_Work to be completed_
Reproduce every entry below precisely; do not include the pictures.

_Records to process_
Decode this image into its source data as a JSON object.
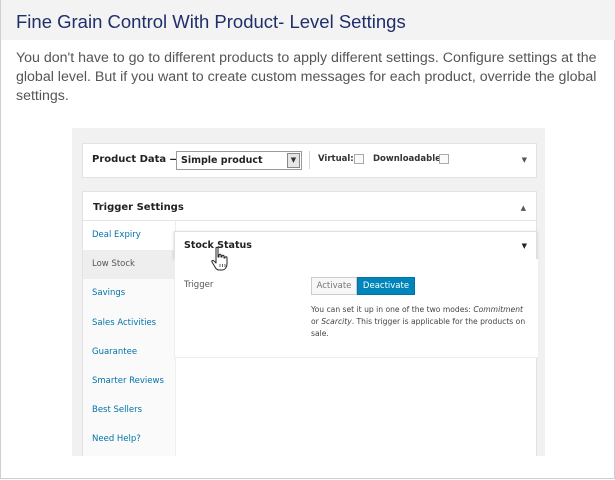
{
  "header": {
    "title": "Fine Grain Control With Product- Level Settings",
    "description": "You don't have to go to different products to apply different settings. Configure settings at the global level. But if you want to create custom messages for each product, override the global settings."
  },
  "product_data": {
    "label": "Product Data —",
    "selected_type": "Simple product",
    "virtual_label": "Virtual:",
    "downloadable_label": "Downloadable:"
  },
  "trigger_settings": {
    "title": "Trigger Settings",
    "tabs": [
      {
        "label": "Deal Expiry"
      },
      {
        "label": "Low Stock"
      },
      {
        "label": "Savings"
      },
      {
        "label": "Sales Activities"
      },
      {
        "label": "Guarantee"
      },
      {
        "label": "Smarter Reviews"
      },
      {
        "label": "Best Sellers"
      },
      {
        "label": "Need Help?"
      }
    ]
  },
  "stock_status": {
    "title": "Stock Status",
    "field_label": "Trigger",
    "activate_label": "Activate",
    "deactivate_label": "Deactivate",
    "help_prefix": "You can set it up in one of the two modes: ",
    "help_mode1": "Commitment",
    "help_or": " or ",
    "help_mode2": "Scarcity",
    "help_suffix": ". This trigger is applicable for the products on sale."
  },
  "colors": {
    "title": "#1f2f6b",
    "link": "#0073aa",
    "primary_button": "#0085ba"
  }
}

_Solution for this exercise_
Decode this image into its source data as a JSON object.
{
  "header": {
    "title": "Fine Grain Control With Product- Level Settings",
    "description": "You don't have to go to different products to apply different settings. Configure settings at the global level. But if you want to create custom messages for each product, override the global settings."
  },
  "product_data": {
    "label": "Product Data —",
    "selected_type": "Simple product",
    "virtual_label": "Virtual:",
    "downloadable_label": "Downloadable:"
  },
  "trigger_settings": {
    "title": "Trigger Settings",
    "tabs": [
      {
        "label": "Deal Expiry"
      },
      {
        "label": "Low Stock"
      },
      {
        "label": "Savings"
      },
      {
        "label": "Sales Activities"
      },
      {
        "label": "Guarantee"
      },
      {
        "label": "Smarter Reviews"
      },
      {
        "label": "Best Sellers"
      },
      {
        "label": "Need Help?"
      }
    ]
  },
  "stock_status": {
    "title": "Stock Status",
    "field_label": "Trigger",
    "activate_label": "Activate",
    "deactivate_label": "Deactivate",
    "help_prefix": "You can set it up in one of the two modes: ",
    "help_mode1": "Commitment",
    "help_or": " or ",
    "help_mode2": "Scarcity",
    "help_suffix": ". This trigger is applicable for the products on sale."
  },
  "colors": {
    "title": "#1f2f6b",
    "link": "#0073aa",
    "primary_button": "#0085ba"
  }
}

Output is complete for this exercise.